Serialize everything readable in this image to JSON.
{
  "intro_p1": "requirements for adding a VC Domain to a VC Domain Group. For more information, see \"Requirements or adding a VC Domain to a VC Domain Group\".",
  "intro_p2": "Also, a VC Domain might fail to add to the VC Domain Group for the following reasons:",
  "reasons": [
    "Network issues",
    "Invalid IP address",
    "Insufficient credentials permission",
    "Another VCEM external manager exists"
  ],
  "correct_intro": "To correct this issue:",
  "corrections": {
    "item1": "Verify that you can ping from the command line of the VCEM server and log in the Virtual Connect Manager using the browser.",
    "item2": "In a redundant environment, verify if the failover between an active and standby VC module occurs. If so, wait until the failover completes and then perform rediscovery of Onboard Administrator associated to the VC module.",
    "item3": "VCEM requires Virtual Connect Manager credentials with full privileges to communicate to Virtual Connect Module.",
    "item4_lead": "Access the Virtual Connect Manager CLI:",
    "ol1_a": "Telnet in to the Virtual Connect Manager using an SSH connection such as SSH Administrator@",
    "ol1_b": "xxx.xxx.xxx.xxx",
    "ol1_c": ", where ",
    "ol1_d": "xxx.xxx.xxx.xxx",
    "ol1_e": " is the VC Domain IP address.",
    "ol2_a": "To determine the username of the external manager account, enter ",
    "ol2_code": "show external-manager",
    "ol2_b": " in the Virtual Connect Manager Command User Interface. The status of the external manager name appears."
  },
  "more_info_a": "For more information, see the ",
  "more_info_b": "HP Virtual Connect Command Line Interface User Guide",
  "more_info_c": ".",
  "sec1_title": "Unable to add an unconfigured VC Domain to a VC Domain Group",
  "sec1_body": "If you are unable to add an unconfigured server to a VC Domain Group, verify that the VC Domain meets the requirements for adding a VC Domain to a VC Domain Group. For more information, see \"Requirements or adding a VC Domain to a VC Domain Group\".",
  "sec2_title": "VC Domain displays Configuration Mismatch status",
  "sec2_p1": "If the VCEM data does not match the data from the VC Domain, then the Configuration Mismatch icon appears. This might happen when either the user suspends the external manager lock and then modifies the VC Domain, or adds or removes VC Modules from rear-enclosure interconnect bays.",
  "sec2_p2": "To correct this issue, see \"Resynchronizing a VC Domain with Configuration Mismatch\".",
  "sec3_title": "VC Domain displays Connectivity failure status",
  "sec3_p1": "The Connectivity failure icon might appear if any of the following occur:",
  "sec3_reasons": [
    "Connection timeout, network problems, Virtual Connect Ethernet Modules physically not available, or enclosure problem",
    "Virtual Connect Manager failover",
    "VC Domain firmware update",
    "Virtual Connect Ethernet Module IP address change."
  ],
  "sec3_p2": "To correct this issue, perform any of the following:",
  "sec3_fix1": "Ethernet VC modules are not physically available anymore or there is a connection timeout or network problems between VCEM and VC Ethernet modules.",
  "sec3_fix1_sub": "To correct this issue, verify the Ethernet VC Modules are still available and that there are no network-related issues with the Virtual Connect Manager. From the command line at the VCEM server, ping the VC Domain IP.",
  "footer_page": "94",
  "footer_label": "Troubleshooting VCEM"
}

^^^^

Copy out each record, keeping every word as it is.

The answer:
Serialize everything readable in this image to JSON.
{
  "intro_p1": "requirements for adding a VC Domain to a VC Domain Group. For more information, see \"Requirements or adding a VC Domain to a VC Domain Group\".",
  "intro_p2": "Also, a VC Domain might fail to add to the VC Domain Group for the following reasons:",
  "reasons": [
    "Network issues",
    "Invalid IP address",
    "Insufficient credentials permission",
    "Another VCEM external manager exists"
  ],
  "correct_intro": "To correct this issue:",
  "corrections": {
    "item1": "Verify that you can ping from the command line of the VCEM server and log in the Virtual Connect Manager using the browser.",
    "item2": "In a redundant environment, verify if the failover between an active and standby VC module occurs. If so, wait until the failover completes and then perform rediscovery of Onboard Administrator associated to the VC module.",
    "item3": "VCEM requires Virtual Connect Manager credentials with full privileges to communicate to Virtual Connect Module.",
    "item4_lead": "Access the Virtual Connect Manager CLI:",
    "ol1_a": "Telnet in to the Virtual Connect Manager using an SSH connection such as SSH Administrator@",
    "ol1_b": "xxx.xxx.xxx.xxx",
    "ol1_c": ", where ",
    "ol1_d": "xxx.xxx.xxx.xxx",
    "ol1_e": " is the VC Domain IP address.",
    "ol2_a": "To determine the username of the external manager account, enter ",
    "ol2_code": "show external-manager",
    "ol2_b": " in the Virtual Connect Manager Command User Interface. The status of the external manager name appears."
  },
  "more_info_a": "For more information, see the ",
  "more_info_b": "HP Virtual Connect Command Line Interface User Guide",
  "more_info_c": ".",
  "sec1_title": "Unable to add an unconfigured VC Domain to a VC Domain Group",
  "sec1_body": "If you are unable to add an unconfigured server to a VC Domain Group, verify that the VC Domain meets the requirements for adding a VC Domain to a VC Domain Group. For more information, see \"Requirements or adding a VC Domain to a VC Domain Group\".",
  "sec2_title": "VC Domain displays Configuration Mismatch status",
  "sec2_p1": "If the VCEM data does not match the data from the VC Domain, then the Configuration Mismatch icon appears. This might happen when either the user suspends the external manager lock and then modifies the VC Domain, or adds or removes VC Modules from rear-enclosure interconnect bays.",
  "sec2_p2": "To correct this issue, see \"Resynchronizing a VC Domain with Configuration Mismatch\".",
  "sec3_title": "VC Domain displays Connectivity failure status",
  "sec3_p1": "The Connectivity failure icon might appear if any of the following occur:",
  "sec3_reasons": [
    "Connection timeout, network problems, Virtual Connect Ethernet Modules physically not available, or enclosure problem",
    "Virtual Connect Manager failover",
    "VC Domain firmware update",
    "Virtual Connect Ethernet Module IP address change."
  ],
  "sec3_p2": "To correct this issue, perform any of the following:",
  "sec3_fix1": "Ethernet VC modules are not physically available anymore or there is a connection timeout or network problems between VCEM and VC Ethernet modules.",
  "sec3_fix1_sub": "To correct this issue, verify the Ethernet VC Modules are still available and that there are no network-related issues with the Virtual Connect Manager. From the command line at the VCEM server, ping the VC Domain IP.",
  "footer_page": "94",
  "footer_label": "Troubleshooting VCEM"
}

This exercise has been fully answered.